■ Your goal
How many lines in the listing below include the word "this"? Answer with the number and nothing else.

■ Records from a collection
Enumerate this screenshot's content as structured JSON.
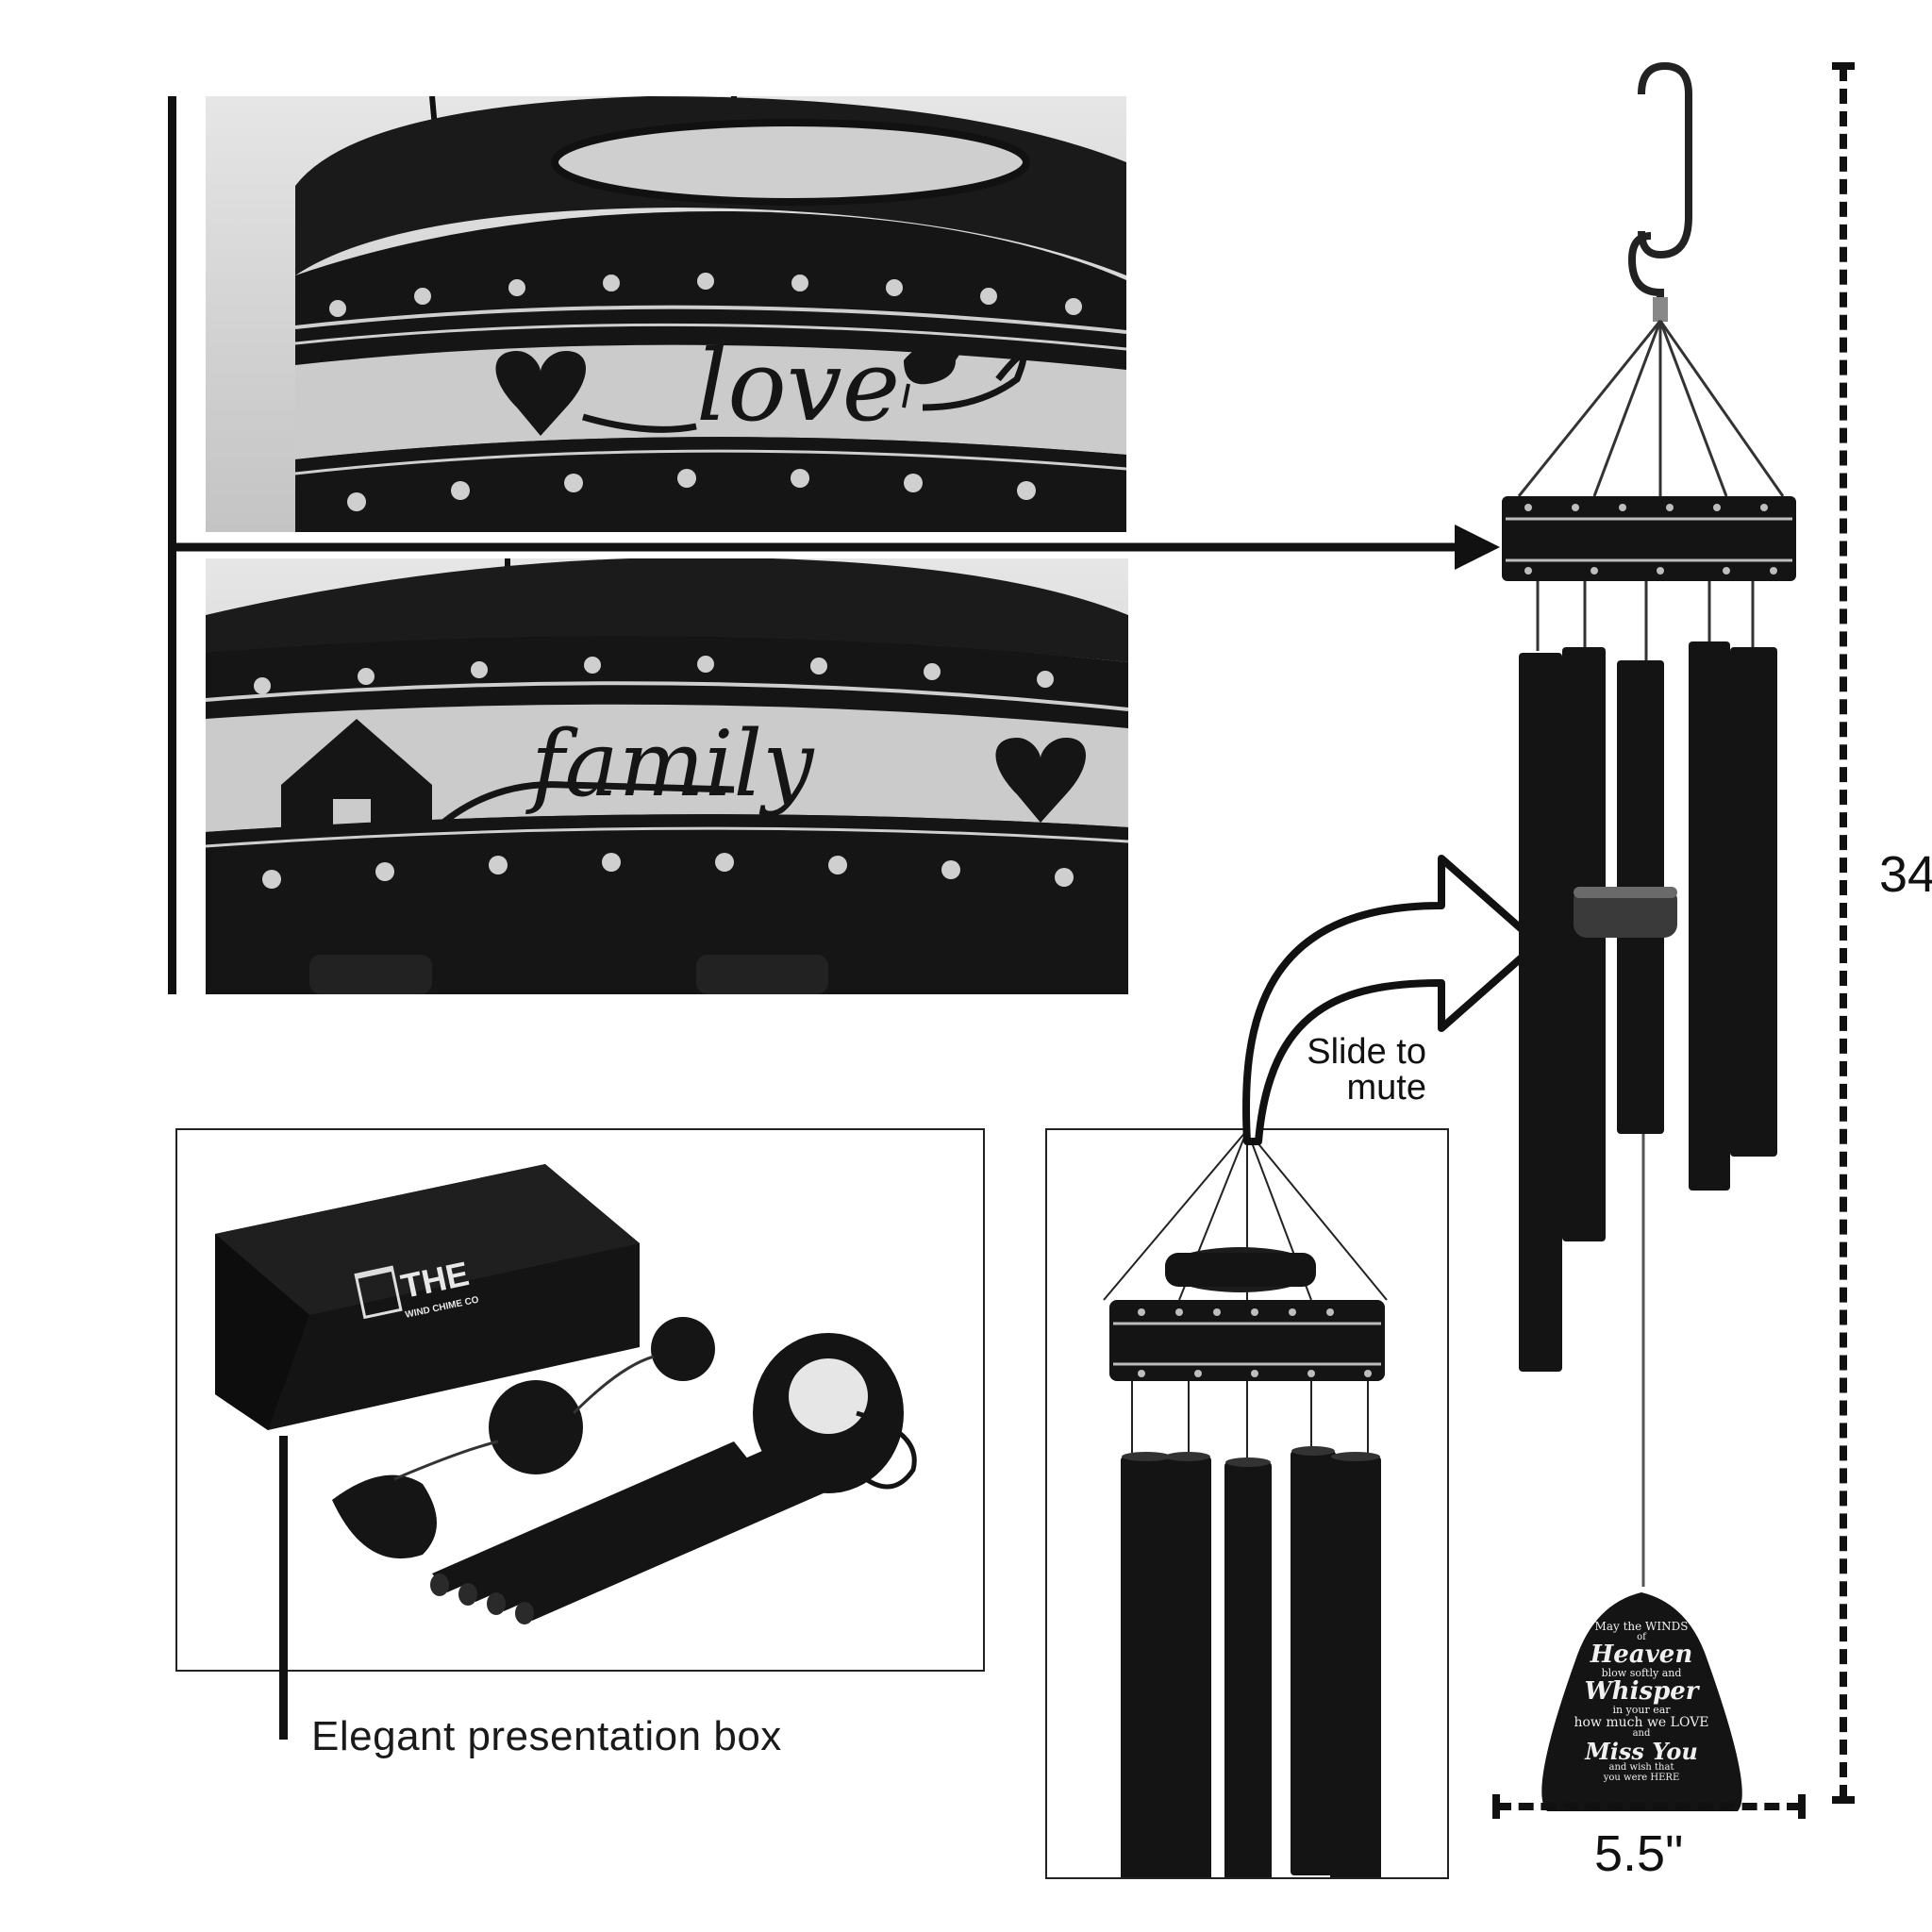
{
  "closeups": [
    {
      "word": "love"
    },
    {
      "word": "family"
    }
  ],
  "slide_label": {
    "line1": "Slide to",
    "line2": "mute"
  },
  "box": {
    "caption": "Elegant presentation box",
    "brand_name": "THE",
    "brand_sub": "WIND CHIME CO"
  },
  "sail_verse": {
    "line1": "May the WINDS",
    "line2": "of",
    "line3": "Heaven",
    "line4": "blow softly and",
    "line5": "Whisper",
    "line6": "in your ear",
    "line7": "how much we LOVE",
    "line8": "and",
    "line9": "Miss You",
    "line10": "and wish that",
    "line11": "you were HERE"
  },
  "dimensions": {
    "width": "5.5\"",
    "height_partial": "34"
  },
  "colors": {
    "metal": "#141414",
    "background": "#ffffff",
    "photo_bg": "#d6d6d6"
  }
}
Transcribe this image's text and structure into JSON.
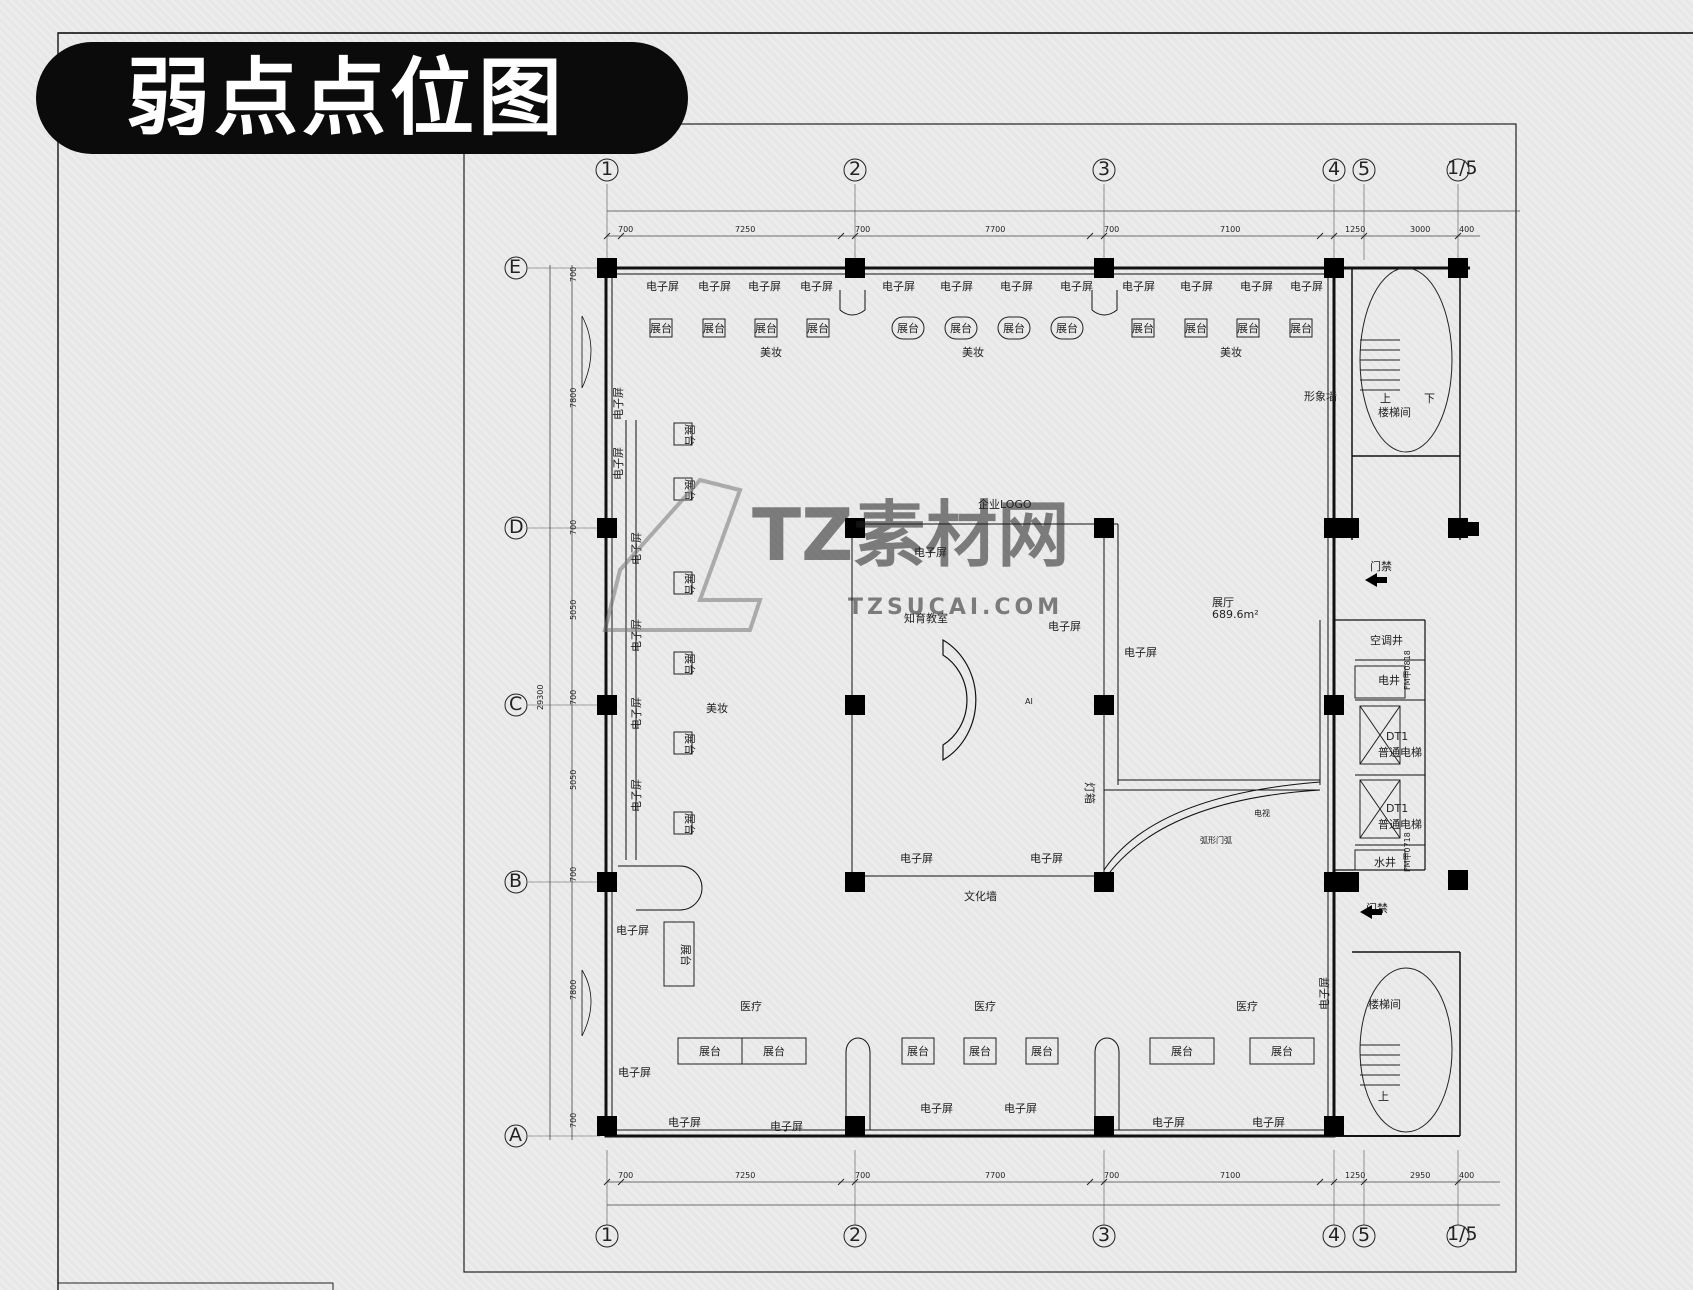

■ Expected answer
2